**SHORT TASK**
From the entries below, gather every line containing the string "розпущеними".

Excerpt from a dataset
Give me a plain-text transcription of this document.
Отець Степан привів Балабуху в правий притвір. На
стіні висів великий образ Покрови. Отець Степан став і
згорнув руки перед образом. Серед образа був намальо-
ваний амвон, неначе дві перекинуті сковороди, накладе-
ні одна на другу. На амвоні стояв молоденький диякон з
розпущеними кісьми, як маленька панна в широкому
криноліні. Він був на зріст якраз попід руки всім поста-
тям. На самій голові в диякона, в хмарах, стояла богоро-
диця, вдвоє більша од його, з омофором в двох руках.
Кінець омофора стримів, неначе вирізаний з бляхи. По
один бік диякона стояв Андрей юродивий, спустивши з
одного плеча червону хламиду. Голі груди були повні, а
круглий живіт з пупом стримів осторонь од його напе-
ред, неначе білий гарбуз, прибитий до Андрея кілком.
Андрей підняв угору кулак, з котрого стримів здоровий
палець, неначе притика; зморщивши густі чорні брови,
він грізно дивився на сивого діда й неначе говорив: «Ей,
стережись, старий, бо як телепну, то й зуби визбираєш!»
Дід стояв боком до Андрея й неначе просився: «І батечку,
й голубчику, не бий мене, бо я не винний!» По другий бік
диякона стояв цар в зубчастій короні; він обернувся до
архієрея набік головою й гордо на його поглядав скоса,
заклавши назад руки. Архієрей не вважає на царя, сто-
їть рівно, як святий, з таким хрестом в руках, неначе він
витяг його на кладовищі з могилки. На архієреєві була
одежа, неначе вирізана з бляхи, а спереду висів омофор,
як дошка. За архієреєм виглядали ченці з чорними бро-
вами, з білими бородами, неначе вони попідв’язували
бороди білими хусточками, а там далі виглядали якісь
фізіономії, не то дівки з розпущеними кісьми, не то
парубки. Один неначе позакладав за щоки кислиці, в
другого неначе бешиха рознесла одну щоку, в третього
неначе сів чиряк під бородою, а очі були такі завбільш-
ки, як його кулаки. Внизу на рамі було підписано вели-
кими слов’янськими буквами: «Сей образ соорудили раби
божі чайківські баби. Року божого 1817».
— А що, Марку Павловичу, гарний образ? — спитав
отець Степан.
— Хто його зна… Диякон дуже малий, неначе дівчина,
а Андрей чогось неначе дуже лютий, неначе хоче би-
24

**IN RESPONSE**
розпущеними кісьми, як маленька панна в широкому
фізіономії, не то дівки з розпущеними кісьми, не то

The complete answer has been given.